» THE INPUT:
+ + + + + + +

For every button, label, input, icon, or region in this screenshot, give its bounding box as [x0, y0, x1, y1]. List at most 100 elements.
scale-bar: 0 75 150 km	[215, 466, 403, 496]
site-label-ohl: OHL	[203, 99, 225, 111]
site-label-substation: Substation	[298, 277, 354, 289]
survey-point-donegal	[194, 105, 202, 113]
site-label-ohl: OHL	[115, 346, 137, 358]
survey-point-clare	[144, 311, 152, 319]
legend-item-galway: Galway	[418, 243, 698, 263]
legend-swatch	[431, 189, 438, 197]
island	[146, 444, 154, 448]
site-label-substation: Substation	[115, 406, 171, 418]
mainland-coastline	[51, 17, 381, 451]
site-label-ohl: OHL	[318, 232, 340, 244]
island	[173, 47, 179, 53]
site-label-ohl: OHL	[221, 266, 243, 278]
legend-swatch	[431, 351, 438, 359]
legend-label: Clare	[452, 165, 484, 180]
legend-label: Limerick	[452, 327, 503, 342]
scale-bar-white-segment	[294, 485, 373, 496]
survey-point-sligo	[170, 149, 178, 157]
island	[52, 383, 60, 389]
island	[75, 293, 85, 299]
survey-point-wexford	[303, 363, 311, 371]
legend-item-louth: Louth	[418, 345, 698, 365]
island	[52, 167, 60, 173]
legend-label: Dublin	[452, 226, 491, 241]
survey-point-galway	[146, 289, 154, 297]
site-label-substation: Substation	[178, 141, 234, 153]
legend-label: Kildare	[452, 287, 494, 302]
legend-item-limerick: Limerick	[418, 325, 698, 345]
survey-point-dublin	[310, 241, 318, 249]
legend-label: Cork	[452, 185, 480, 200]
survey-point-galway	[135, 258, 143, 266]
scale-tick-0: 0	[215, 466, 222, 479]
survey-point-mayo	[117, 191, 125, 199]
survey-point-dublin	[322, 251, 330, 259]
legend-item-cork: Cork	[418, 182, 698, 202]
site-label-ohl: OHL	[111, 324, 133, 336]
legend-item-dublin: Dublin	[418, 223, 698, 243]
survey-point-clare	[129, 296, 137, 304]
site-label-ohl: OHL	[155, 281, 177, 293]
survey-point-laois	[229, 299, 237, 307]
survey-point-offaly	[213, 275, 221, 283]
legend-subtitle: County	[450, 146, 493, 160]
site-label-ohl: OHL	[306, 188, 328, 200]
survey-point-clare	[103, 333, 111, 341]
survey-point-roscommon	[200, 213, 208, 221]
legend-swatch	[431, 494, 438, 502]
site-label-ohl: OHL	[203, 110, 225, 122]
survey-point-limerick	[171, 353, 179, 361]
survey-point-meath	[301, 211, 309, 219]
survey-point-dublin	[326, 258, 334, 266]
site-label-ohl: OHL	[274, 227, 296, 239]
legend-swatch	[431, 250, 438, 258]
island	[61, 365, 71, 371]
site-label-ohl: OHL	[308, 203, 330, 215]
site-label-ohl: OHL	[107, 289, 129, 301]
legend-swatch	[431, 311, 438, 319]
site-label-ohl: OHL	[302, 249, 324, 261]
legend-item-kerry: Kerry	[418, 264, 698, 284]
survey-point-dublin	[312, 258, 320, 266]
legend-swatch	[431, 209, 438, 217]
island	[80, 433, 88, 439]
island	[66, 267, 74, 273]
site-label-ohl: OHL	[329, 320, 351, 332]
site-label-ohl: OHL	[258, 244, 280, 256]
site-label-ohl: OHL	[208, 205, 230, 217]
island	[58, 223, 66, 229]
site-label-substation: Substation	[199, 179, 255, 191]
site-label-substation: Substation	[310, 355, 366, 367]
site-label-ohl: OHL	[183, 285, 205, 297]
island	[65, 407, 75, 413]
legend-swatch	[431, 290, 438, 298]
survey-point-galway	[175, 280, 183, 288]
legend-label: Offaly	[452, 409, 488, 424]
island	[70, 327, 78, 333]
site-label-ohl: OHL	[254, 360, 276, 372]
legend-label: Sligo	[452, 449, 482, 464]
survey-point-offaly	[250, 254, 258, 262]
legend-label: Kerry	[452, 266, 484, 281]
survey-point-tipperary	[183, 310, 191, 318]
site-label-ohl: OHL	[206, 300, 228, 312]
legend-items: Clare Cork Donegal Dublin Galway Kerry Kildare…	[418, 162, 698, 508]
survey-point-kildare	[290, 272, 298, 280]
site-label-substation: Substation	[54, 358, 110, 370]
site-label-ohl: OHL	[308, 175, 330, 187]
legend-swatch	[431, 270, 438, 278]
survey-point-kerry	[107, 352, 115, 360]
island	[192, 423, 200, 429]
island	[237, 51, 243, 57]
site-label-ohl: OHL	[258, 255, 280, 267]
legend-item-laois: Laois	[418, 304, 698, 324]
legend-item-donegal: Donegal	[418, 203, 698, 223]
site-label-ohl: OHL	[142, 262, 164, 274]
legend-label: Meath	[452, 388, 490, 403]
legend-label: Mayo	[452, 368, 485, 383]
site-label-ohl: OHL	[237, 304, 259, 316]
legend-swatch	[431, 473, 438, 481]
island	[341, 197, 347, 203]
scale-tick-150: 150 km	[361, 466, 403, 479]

+ + + + + + +

» INSTRUCTIONS TO FOLLOW:
Could you update the data above by changing every "island" to "islet" and leaving everything else the same?

» COMPLETE ANSWER:
For every button, label, input, icon, or region in this screenshot, give its bounding box as [x0, y0, x1, y1]. List at most 100 elements.
scale-bar: 0 75 150 km	[215, 466, 403, 496]
site-label-ohl: OHL	[203, 99, 225, 111]
site-label-substation: Substation	[298, 277, 354, 289]
survey-point-donegal	[194, 105, 202, 113]
site-label-ohl: OHL	[115, 346, 137, 358]
survey-point-clare	[144, 311, 152, 319]
legend-item-galway: Galway	[418, 243, 698, 263]
legend-swatch	[431, 189, 438, 197]
islet	[146, 444, 154, 448]
site-label-substation: Substation	[115, 406, 171, 418]
mainland-coastline	[51, 17, 381, 451]
site-label-ohl: OHL	[318, 232, 340, 244]
islet	[173, 47, 179, 53]
site-label-ohl: OHL	[221, 266, 243, 278]
legend-swatch	[431, 351, 438, 359]
legend-label: Clare	[452, 165, 484, 180]
legend-label: Limerick	[452, 327, 503, 342]
scale-bar-white-segment	[294, 485, 373, 496]
survey-point-sligo	[170, 149, 178, 157]
islet	[52, 383, 60, 389]
islet	[75, 293, 85, 299]
survey-point-wexford	[303, 363, 311, 371]
legend-item-louth: Louth	[418, 345, 698, 365]
islet	[52, 167, 60, 173]
legend-label: Dublin	[452, 226, 491, 241]
survey-point-galway	[146, 289, 154, 297]
site-label-substation: Substation	[178, 141, 234, 153]
legend-label: Kildare	[452, 287, 494, 302]
legend-item-limerick: Limerick	[418, 325, 698, 345]
survey-point-dublin	[310, 241, 318, 249]
legend-label: Cork	[452, 185, 480, 200]
survey-point-galway	[135, 258, 143, 266]
scale-tick-0: 0	[215, 466, 222, 479]
survey-point-mayo	[117, 191, 125, 199]
survey-point-dublin	[322, 251, 330, 259]
legend-item-cork: Cork	[418, 182, 698, 202]
site-label-ohl: OHL	[111, 324, 133, 336]
legend-item-dublin: Dublin	[418, 223, 698, 243]
survey-point-clare	[129, 296, 137, 304]
site-label-ohl: OHL	[155, 281, 177, 293]
survey-point-laois	[229, 299, 237, 307]
survey-point-offaly	[213, 275, 221, 283]
legend-subtitle: County	[450, 146, 493, 160]
site-label-ohl: OHL	[306, 188, 328, 200]
survey-point-clare	[103, 333, 111, 341]
survey-point-roscommon	[200, 213, 208, 221]
legend-swatch	[431, 494, 438, 502]
site-label-ohl: OHL	[203, 110, 225, 122]
survey-point-limerick	[171, 353, 179, 361]
survey-point-meath	[301, 211, 309, 219]
survey-point-dublin	[326, 258, 334, 266]
site-label-ohl: OHL	[274, 227, 296, 239]
legend-swatch	[431, 250, 438, 258]
islet	[61, 365, 71, 371]
site-label-ohl: OHL	[308, 203, 330, 215]
site-label-ohl: OHL	[107, 289, 129, 301]
legend-swatch	[431, 311, 438, 319]
site-label-ohl: OHL	[302, 249, 324, 261]
legend-item-kerry: Kerry	[418, 264, 698, 284]
survey-point-dublin	[312, 258, 320, 266]
legend-swatch	[431, 209, 438, 217]
islet	[80, 433, 88, 439]
islet	[66, 267, 74, 273]
site-label-ohl: OHL	[329, 320, 351, 332]
site-label-ohl: OHL	[258, 244, 280, 256]
site-label-ohl: OHL	[208, 205, 230, 217]
islet	[58, 223, 66, 229]
site-label-substation: Substation	[199, 179, 255, 191]
site-label-substation: Substation	[310, 355, 366, 367]
site-label-ohl: OHL	[183, 285, 205, 297]
islet	[65, 407, 75, 413]
legend-swatch	[431, 290, 438, 298]
survey-point-galway	[175, 280, 183, 288]
legend-label: Offaly	[452, 409, 488, 424]
islet	[70, 327, 78, 333]
site-label-ohl: OHL	[254, 360, 276, 372]
legend-label: Sligo	[452, 449, 482, 464]
survey-point-offaly	[250, 254, 258, 262]
legend-label: Kerry	[452, 266, 484, 281]
survey-point-tipperary	[183, 310, 191, 318]
site-label-ohl: OHL	[206, 300, 228, 312]
legend-items: Clare Cork Donegal Dublin Galway Kerry Kildare…	[418, 162, 698, 508]
survey-point-kildare	[290, 272, 298, 280]
site-label-substation: Substation	[54, 358, 110, 370]
site-label-ohl: OHL	[308, 175, 330, 187]
legend-swatch	[431, 270, 438, 278]
survey-point-kerry	[107, 352, 115, 360]
islet	[192, 423, 200, 429]
islet	[237, 51, 243, 57]
site-label-ohl: OHL	[258, 255, 280, 267]
legend-item-laois: Laois	[418, 304, 698, 324]
legend-item-donegal: Donegal	[418, 203, 698, 223]
site-label-ohl: OHL	[142, 262, 164, 274]
legend-label: Meath	[452, 388, 490, 403]
legend-label: Mayo	[452, 368, 485, 383]
site-label-ohl: OHL	[237, 304, 259, 316]
legend-swatch	[431, 473, 438, 481]
islet	[341, 197, 347, 203]
scale-tick-150: 150 km	[361, 466, 403, 479]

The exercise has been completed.